(Recorded data)
__________

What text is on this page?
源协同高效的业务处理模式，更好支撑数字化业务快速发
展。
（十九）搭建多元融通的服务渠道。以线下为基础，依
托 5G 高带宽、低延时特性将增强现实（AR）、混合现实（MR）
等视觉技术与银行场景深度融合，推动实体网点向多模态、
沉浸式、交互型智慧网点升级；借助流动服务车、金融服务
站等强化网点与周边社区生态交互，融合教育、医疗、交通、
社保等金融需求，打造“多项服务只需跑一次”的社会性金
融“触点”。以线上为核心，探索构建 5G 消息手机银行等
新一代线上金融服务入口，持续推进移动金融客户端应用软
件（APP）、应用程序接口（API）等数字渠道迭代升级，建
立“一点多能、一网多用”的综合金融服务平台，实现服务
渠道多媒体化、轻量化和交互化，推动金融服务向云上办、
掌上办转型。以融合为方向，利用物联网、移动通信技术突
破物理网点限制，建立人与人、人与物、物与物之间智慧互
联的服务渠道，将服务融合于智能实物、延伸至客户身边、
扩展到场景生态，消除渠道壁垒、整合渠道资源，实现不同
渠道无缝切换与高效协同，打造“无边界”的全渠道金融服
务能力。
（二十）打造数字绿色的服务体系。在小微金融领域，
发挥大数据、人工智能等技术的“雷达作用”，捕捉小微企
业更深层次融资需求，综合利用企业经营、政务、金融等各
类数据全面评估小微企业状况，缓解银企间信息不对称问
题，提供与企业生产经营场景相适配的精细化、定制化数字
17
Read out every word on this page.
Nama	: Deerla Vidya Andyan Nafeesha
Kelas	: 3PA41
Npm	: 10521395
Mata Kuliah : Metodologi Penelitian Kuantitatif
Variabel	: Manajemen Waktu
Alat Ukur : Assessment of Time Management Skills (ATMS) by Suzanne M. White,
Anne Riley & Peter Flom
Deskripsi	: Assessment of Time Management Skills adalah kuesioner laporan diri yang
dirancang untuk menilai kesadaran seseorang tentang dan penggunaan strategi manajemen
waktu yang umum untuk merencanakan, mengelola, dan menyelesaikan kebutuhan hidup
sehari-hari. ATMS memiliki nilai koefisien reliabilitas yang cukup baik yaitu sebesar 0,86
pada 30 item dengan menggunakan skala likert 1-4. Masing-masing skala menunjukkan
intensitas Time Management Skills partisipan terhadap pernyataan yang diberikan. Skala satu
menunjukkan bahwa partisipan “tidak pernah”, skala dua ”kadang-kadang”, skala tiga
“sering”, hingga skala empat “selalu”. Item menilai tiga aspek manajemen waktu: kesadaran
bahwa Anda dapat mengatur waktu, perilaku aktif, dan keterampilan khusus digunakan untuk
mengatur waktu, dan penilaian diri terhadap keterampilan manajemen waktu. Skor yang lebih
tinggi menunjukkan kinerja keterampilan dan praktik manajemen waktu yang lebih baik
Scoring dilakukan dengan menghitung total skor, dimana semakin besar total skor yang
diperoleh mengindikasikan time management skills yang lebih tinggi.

__________

- [GIVEN INSTRUCTION]:
Repeat every entry exactly as written above.

- [THE RESPONSE]:
What text is on this page?
源协同高效的业务处理模式，更好支撑数字化业务快速发
展。
（十九）搭建多元融通的服务渠道。以线下为基础，依
托 5G 高带宽、低延时特性将增强现实（AR）、混合现实（MR）
等视觉技术与银行场景深度融合，推动实体网点向多模态、
沉浸式、交互型智慧网点升级；借助流动服务车、金融服务
站等强化网点与周边社区生态交互，融合教育、医疗、交通、
社保等金融需求，打造“多项服务只需跑一次”的社会性金
融“触点”。以线上为核心，探索构建 5G 消息手机银行等
新一代线上金融服务入口，持续推进移动金融客户端应用软
件（APP）、应用程序接口（API）等数字渠道迭代升级，建
立“一点多能、一网多用”的综合金融服务平台，实现服务
渠道多媒体化、轻量化和交互化，推动金融服务向云上办、
掌上办转型。以融合为方向，利用物联网、移动通信技术突
破物理网点限制，建立人与人、人与物、物与物之间智慧互
联的服务渠道，将服务融合于智能实物、延伸至客户身边、
扩展到场景生态，消除渠道壁垒、整合渠道资源，实现不同
渠道无缝切换与高效协同，打造“无边界”的全渠道金融服
务能力。
（二十）打造数字绿色的服务体系。在小微金融领域，
发挥大数据、人工智能等技术的“雷达作用”，捕捉小微企
业更深层次融资需求，综合利用企业经营、政务、金融等各
类数据全面评估小微企业状况，缓解银企间信息不对称问
题，提供与企业生产经营场景相适配的精细化、定制化数字
17
Read out every word on this page.
Nama	: Deerla Vidya Andyan Nafeesha
Kelas	: 3PA41
Npm	: 10521395
Mata Kuliah : Metodologi Penelitian Kuantitatif
Variabel	: Manajemen Waktu
Alat Ukur : Assessment of Time Management Skills (ATMS) by Suzanne M. White,
Anne Riley & Peter Flom
Deskripsi	: Assessment of Time Management Skills adalah kuesioner laporan diri yang
dirancang untuk menilai kesadaran seseorang tentang dan penggunaan strategi manajemen
waktu yang umum untuk merencanakan, mengelola, dan menyelesaikan kebutuhan hidup
sehari-hari. ATMS memiliki nilai koefisien reliabilitas yang cukup baik yaitu sebesar 0,86
pada 30 item dengan menggunakan skala likert 1-4. Masing-masing skala menunjukkan
intensitas Time Management Skills partisipan terhadap pernyataan yang diberikan. Skala satu
menunjukkan bahwa partisipan “tidak pernah”, skala dua ”kadang-kadang”, skala tiga
“sering”, hingga skala empat “selalu”. Item menilai tiga aspek manajemen waktu: kesadaran
bahwa Anda dapat mengatur waktu, perilaku aktif, dan keterampilan khusus digunakan untuk
mengatur waktu, dan penilaian diri terhadap keterampilan manajemen waktu. Skor yang lebih
tinggi menunjukkan kinerja keterampilan dan praktik manajemen waktu yang lebih baik
Scoring dilakukan dengan menghitung total skor, dimana semakin besar total skor yang
diperoleh mengindikasikan time management skills yang lebih tinggi.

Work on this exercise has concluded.